Selected text:

KELLIE NEWSOME: I’ve found the same strategy helpful with topiramate. I haven’t seen as many cognitive problems on this anticonvulsant since I started titrating it really slowly – starting at 25 mg at night and raising by 25 mg every week. I also keep the dose low, preferably around 100mg. This works well because most of the psychiatric conditions that topiramate treats, like binge eating and obesity, are not emergencies, so you have time to raise it gently.
CHRIS AIKEN: Carbamazepine is another one where slower is better. That’s a secret the late Fred Goodwin shared with me. He had seen how the slow titration that lamotrigine required made that anticonvulsant not just safer but better tolerated, so he started titrating carbamazepine slowly as well, starting at 100 mg and raising by 100 mg every 5-7 days. That lead to a lot less dizziness and sedation; however, if they are in acute mania, you should raise it faster. Carbamazepine is also one that induces its own metabolism, so you should expect the levels to drop after 2-3 months on it, at which point you’ll need to raise the dose. If you read the protocols on how to do this, it can sound quite intimidating, getting the serum levels checked after steady state and again at 2 months… imagine getting a manic patient to adhere to that or even check their labs? But don’t sweat it. Remember that serum levels of carbamazepine were developed for epilepsy, not bipolar, so you don’t need to be exact here like you do with lithium, we don't actually know what the exact serum level is for carbamazepine in bipolar. If you use carbamazepine, you’re basically going to dose it by the patient's response. The serum level is only a rough guide. I also start lithium slow – again, the luxury of outpatient work. When I start lithium, my goal is usually long-term prevention, so I’ll start it as slow as the patient needs. Slower if they are afraid of lithium, like 150 mg at night until they are comfortable with it, or even lower using the liquid form. Pramipexole is another one I start low, in depression: 0.125 to 0.25 mg at night and raise by that same amount every 5-7 days. With pramipexole, once you get to 0.75mg, you can raise faster, but going too fast with this one causes a lot of nausea and fatigue. There are also meds where the dosing in the PDR is way too aggressive for everyday practice. Take valproate, Depakote ER. The dose in the PDR is a loading dose, which we use for acute mania on the inpatient unit – where you give 10 times their weight in pounds (or 25 times their weight in kilograms, but I find it easier to remember the pounds formula). But on the outpatient side, the bigger risk is that the patient will stop the medication, so I don't use loading dose much on the outpatient side. Instead, I start it lower, 250 to 500 mg at night, and raise gradually.

Record extracts:
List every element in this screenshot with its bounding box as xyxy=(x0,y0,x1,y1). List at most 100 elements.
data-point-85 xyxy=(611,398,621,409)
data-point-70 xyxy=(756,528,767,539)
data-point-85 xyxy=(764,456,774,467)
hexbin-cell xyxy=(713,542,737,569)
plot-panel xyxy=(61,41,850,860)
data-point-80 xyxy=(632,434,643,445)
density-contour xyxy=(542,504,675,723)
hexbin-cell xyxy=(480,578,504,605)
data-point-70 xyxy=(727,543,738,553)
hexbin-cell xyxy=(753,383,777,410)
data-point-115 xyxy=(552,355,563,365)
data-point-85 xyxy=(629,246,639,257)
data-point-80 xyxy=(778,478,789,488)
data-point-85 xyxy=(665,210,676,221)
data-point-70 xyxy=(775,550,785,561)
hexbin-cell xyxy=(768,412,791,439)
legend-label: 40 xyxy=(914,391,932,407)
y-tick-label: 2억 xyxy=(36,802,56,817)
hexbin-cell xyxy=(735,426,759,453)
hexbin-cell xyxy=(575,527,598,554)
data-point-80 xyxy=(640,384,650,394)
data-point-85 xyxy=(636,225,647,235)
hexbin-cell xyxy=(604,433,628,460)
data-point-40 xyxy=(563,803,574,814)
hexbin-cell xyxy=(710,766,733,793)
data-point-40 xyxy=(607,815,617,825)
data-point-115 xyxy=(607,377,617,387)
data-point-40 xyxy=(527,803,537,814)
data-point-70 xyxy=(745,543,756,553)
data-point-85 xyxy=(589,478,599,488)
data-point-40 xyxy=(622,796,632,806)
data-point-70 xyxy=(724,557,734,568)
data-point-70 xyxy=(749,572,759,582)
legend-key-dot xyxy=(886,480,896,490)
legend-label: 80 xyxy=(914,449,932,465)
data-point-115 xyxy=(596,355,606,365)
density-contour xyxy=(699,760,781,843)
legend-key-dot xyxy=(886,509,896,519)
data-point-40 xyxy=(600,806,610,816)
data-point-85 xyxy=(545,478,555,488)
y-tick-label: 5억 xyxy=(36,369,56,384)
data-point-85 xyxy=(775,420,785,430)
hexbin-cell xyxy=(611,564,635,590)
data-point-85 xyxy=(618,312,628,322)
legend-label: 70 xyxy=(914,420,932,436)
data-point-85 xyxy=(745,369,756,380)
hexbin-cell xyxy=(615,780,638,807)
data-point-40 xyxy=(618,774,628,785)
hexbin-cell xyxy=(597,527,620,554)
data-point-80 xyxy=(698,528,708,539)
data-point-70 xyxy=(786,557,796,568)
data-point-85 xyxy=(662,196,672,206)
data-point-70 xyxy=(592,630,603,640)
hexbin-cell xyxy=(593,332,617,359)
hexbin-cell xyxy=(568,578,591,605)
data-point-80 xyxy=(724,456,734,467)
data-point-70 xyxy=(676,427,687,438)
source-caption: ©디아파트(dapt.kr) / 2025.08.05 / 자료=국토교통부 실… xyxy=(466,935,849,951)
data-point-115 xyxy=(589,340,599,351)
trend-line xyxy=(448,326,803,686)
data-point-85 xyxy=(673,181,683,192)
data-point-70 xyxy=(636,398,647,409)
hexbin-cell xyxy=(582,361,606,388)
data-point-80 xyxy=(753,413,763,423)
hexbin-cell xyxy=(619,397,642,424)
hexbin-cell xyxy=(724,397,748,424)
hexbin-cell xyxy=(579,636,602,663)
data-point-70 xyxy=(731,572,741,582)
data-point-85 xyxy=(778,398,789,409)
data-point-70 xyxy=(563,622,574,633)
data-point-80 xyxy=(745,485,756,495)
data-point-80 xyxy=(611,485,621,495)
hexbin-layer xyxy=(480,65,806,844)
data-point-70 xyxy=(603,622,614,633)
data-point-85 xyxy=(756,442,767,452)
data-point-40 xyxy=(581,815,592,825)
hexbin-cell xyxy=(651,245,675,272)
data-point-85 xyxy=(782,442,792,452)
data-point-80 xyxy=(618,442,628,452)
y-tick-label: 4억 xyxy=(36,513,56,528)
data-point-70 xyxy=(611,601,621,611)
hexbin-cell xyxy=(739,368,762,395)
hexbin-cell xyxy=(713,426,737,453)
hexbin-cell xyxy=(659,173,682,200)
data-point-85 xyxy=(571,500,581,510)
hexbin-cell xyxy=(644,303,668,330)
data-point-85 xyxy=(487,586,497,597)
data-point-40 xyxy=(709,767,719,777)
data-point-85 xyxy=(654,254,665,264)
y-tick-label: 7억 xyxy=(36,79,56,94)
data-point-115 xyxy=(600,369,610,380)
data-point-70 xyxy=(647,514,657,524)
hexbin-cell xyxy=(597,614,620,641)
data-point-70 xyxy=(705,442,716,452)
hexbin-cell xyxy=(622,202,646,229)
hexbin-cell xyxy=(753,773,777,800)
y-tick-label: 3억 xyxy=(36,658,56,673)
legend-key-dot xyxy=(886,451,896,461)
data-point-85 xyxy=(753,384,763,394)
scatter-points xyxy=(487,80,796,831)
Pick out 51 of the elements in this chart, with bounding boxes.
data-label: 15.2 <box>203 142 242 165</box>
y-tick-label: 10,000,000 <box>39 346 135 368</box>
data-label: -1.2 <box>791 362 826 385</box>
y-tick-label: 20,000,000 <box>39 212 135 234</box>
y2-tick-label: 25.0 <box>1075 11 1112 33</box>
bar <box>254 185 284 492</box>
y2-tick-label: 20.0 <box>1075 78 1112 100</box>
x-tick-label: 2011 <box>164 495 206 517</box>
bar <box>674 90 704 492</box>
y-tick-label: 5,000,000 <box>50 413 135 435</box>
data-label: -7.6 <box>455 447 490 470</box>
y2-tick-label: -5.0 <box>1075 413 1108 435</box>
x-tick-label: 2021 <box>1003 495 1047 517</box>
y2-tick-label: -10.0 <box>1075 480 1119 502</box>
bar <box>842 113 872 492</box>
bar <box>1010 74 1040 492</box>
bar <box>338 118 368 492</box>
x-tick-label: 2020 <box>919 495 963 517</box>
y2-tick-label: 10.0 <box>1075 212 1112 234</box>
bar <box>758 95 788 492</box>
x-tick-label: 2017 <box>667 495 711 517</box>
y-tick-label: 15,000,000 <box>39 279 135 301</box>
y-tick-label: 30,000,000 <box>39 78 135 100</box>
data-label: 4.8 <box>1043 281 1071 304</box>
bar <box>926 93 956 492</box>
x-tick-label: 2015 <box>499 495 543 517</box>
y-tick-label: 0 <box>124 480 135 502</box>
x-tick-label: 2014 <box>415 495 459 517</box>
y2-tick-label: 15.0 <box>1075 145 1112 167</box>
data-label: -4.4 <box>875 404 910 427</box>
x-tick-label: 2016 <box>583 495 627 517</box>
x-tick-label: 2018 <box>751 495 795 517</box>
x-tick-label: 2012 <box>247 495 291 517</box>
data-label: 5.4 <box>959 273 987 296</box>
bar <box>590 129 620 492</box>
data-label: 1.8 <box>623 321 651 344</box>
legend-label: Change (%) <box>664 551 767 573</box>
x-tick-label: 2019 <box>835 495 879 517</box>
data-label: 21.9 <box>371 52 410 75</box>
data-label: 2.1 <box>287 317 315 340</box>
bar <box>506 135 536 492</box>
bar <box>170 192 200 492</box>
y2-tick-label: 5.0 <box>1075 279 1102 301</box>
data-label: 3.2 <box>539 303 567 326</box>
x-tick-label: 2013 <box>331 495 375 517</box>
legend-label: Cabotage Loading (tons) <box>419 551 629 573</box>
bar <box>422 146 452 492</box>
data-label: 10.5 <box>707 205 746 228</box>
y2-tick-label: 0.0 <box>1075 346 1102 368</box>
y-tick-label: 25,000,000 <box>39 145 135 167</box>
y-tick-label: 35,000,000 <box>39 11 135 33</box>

Problems to work on:
1 > Print the portion of the dosing discussion starting with "KELLIE NEWSOME: I’ve" and going on through "raise it gently.".
2 > In the dosing discussion, what starting dose and rate of increase does Kellie Newsome use for topiramate?
3 > Name every medication mentioned in the dosing discussion.

Answers for the tasks:
1 >
KELLIE NEWSOME: I’ve found the same strategy helpful with topiramate. I haven’t seen as many cognitive problems on this anticonvulsant since I started titrating it really slowly – starting at 25 mg at night and raising by 25 mg every week. I also keep the dose low, preferably around 100mg. This works well because most of the psychiatric conditions that topiramate treats, like binge eating and obesity, are not emergencies, so you have time to raise it gently.

2 > She starts at 25 mg at night and raises it by 25 mg every week.

3 > Topiramate, lamotrigine, carbamazepine, lithium, pramipexole, valproate (Depakote ER)